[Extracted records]
+++

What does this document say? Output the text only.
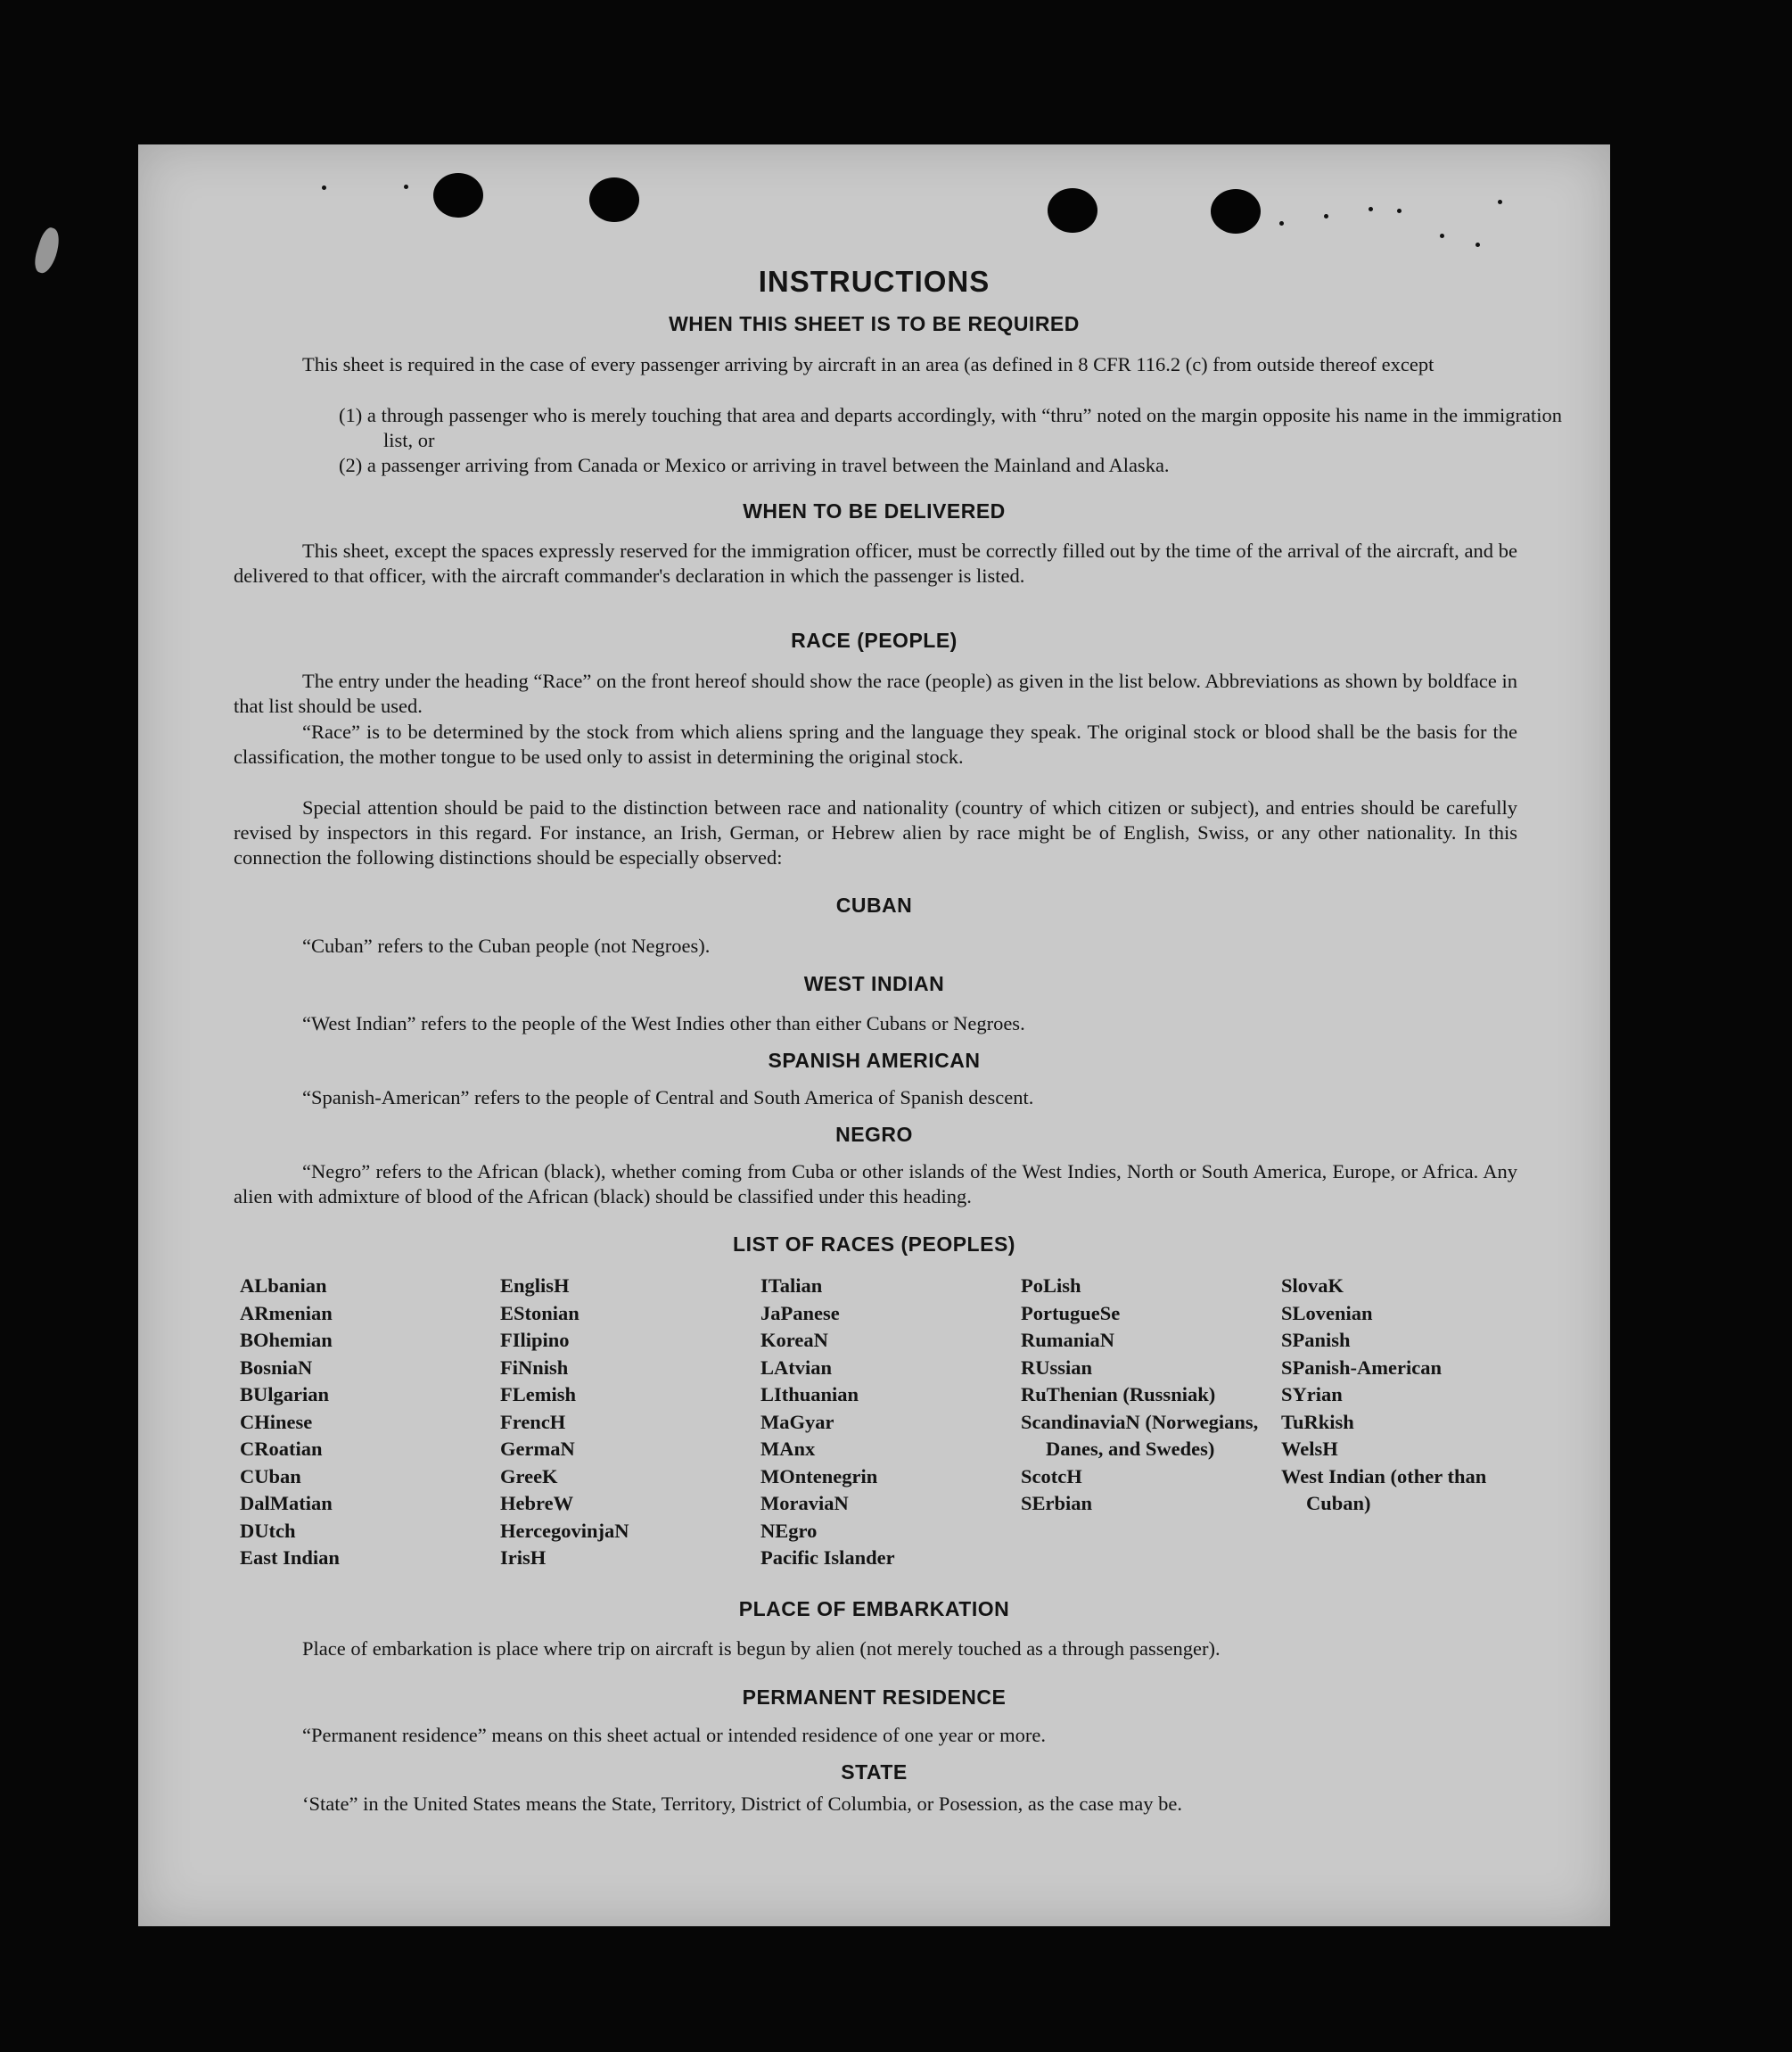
INSTRUCTIONS
WHEN THIS SHEET IS TO BE REQUIRED

This sheet is required in the case of every passenger arriving by aircraft in an area (as defined in 8 CFR 116.2 (c) from outside thereof except

(1) a through passenger who is merely touching that area and departs accordingly, with “thru” noted on the margin opposite his name in the immigration list, or

(2) a passenger arriving from Canada or Mexico or arriving in travel between the Mainland and Alaska.

WHEN TO BE DELIVERED

This sheet, except the spaces expressly reserved for the immigration officer, must be correctly filled out by the time of the arrival of the aircraft, and be delivered to that officer, with the aircraft commander's declaration in which the passenger is listed.

RACE (PEOPLE)

The entry under the heading “Race” on the front hereof should show the race (people) as given in the list below. Abbreviations as shown by boldface in that list should be used.

“Race” is to be determined by the stock from which aliens spring and the language they speak. The original stock or blood shall be the basis for the classification, the mother tongue to be used only to assist in determining the original stock.

Special attention should be paid to the distinction between race and nationality (country of which citizen or subject), and entries should be carefully revised by inspectors in this regard. For instance, an Irish, German, or Hebrew alien by race might be of English, Swiss, or any other nationality. In this connection the following distinctions should be especially observed:

CUBAN

“Cuban” refers to the Cuban people (not Negroes).

WEST INDIAN

“West Indian” refers to the people of the West Indies other than either Cubans or Negroes.

SPANISH AMERICAN

“Spanish-American” refers to the people of Central and South America of Spanish descent.

NEGRO

“Negro” refers to the African (black), whether coming from Cuba or other islands of the West Indies, North or South America, Europe, or Africa. Any alien with admixture of blood of the African (black) should be classified under this heading.

LIST OF RACES (PEOPLES)
ALbanian
ARmenian
BOhemian
BosniaN
BUlgarian
CHinese
CRoatian
CUban
DalMatian
DUtch
East Indian
EnglisH
EStonian
FIlipino
FiNnish
FLemish
FrencH
GermaN
GreeK
HebreW
HercegovinjaN
IrisH
ITalian
JaPanese
KoreaN
LAtvian
LIthuanian
MaGyar
MAnx
MOntenegrin
MoraviaN
NEgro
Pacific Islander
PoLish
PortugueSe
RumaniaN
RUssian
RuThenian (Russniak)
ScandinaviaN (Norwegians, Danes, and Swedes)
ScotcH
SErbian
SlovaK
SLovenian
SPanish
SPanish-American
SYrian
TuRkish
WelsH
West Indian (other than Cuban)
PLACE OF EMBARKATION

Place of embarkation is place where trip on aircraft is begun by alien (not merely touched as a through passenger).

PERMANENT RESIDENCE

“Permanent residence” means on this sheet actual or intended residence of one year or more.

STATE

‘State” in the United States means the State, Territory, District of Columbia, or Posession, as the case may be.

+++

*Directions*: Return the whole listing, word for word, and leave out every picture.

*Exercise response*:
What does this document say? Output the text only.
INSTRUCTIONS
WHEN THIS SHEET IS TO BE REQUIRED

This sheet is required in the case of every passenger arriving by aircraft in an area (as defined in 8 CFR 116.2 (c) from outside thereof except

(1) a through passenger who is merely touching that area and departs accordingly, with “thru” noted on the margin opposite his name in the immigration list, or

(2) a passenger arriving from Canada or Mexico or arriving in travel between the Mainland and Alaska.

WHEN TO BE DELIVERED

This sheet, except the spaces expressly reserved for the immigration officer, must be correctly filled out by the time of the arrival of the aircraft, and be delivered to that officer, with the aircraft commander's declaration in which the passenger is listed.

RACE (PEOPLE)

The entry under the heading “Race” on the front hereof should show the race (people) as given in the list below. Abbreviations as shown by boldface in that list should be used.

“Race” is to be determined by the stock from which aliens spring and the language they speak. The original stock or blood shall be the basis for the classification, the mother tongue to be used only to assist in determining the original stock.

Special attention should be paid to the distinction between race and nationality (country of which citizen or subject), and entries should be carefully revised by inspectors in this regard. For instance, an Irish, German, or Hebrew alien by race might be of English, Swiss, or any other nationality. In this connection the following distinctions should be especially observed:

CUBAN

“Cuban” refers to the Cuban people (not Negroes).

WEST INDIAN

“West Indian” refers to the people of the West Indies other than either Cubans or Negroes.

SPANISH AMERICAN

“Spanish-American” refers to the people of Central and South America of Spanish descent.

NEGRO

“Negro” refers to the African (black), whether coming from Cuba or other islands of the West Indies, North or South America, Europe, or Africa. Any alien with admixture of blood of the African (black) should be classified under this heading.

LIST OF RACES (PEOPLES)
ALbanian
ARmenian
BOhemian
BosniaN
BUlgarian
CHinese
CRoatian
CUban
DalMatian
DUtch
East Indian
EnglisH
EStonian
FIlipino
FiNnish
FLemish
FrencH
GermaN
GreeK
HebreW
HercegovinjaN
IrisH
ITalian
JaPanese
KoreaN
LAtvian
LIthuanian
MaGyar
MAnx
MOntenegrin
MoraviaN
NEgro
Pacific Islander
PoLish
PortugueSe
RumaniaN
RUssian
RuThenian (Russniak)
ScandinaviaN (Norwegians, Danes, and Swedes)
ScotcH
SErbian
SlovaK
SLovenian
SPanish
SPanish-American
SYrian
TuRkish
WelsH
West Indian (other than Cuban)
PLACE OF EMBARKATION

Place of embarkation is place where trip on aircraft is begun by alien (not merely touched as a through passenger).

PERMANENT RESIDENCE

“Permanent residence” means on this sheet actual or intended residence of one year or more.

STATE

‘State” in the United States means the State, Territory, District of Columbia, or Posession, as the case may be.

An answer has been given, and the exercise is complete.